- **WHAT YOU WILL DO**
Extract, from the listing that follows, each line containing the word "wearing".
··· DATA ···
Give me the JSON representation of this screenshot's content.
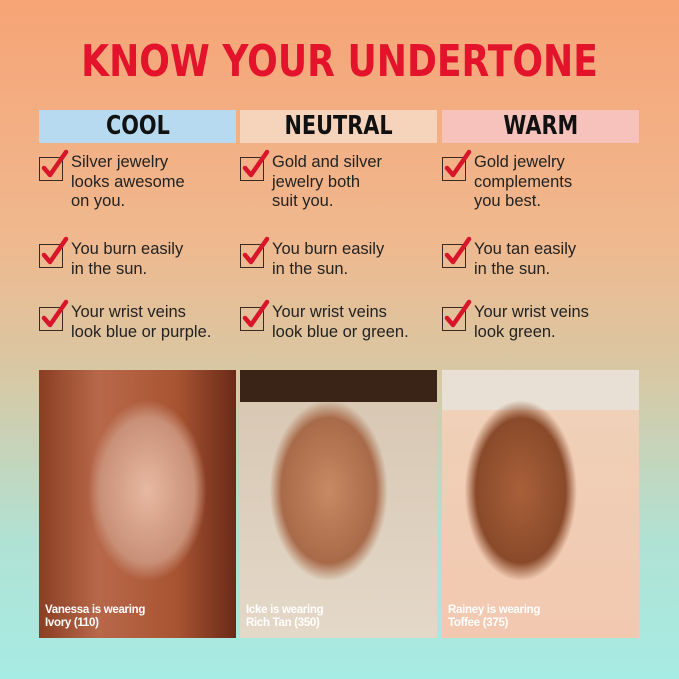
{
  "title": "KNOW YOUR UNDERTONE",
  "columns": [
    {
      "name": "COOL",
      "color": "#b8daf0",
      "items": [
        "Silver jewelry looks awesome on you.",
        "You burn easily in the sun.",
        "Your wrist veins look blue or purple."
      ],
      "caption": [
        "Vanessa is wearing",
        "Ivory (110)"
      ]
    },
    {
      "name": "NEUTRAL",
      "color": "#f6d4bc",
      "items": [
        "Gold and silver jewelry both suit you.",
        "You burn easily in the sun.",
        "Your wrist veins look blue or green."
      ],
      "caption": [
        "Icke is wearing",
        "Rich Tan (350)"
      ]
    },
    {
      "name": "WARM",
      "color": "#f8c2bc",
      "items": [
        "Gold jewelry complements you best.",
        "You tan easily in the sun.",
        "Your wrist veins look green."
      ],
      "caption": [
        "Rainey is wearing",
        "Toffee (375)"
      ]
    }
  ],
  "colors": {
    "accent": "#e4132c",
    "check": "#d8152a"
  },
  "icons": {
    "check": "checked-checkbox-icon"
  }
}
···
- **RESPONSE**
        "Vanessa is wearing",
        "Icke is wearing",
        "Rainey is wearing",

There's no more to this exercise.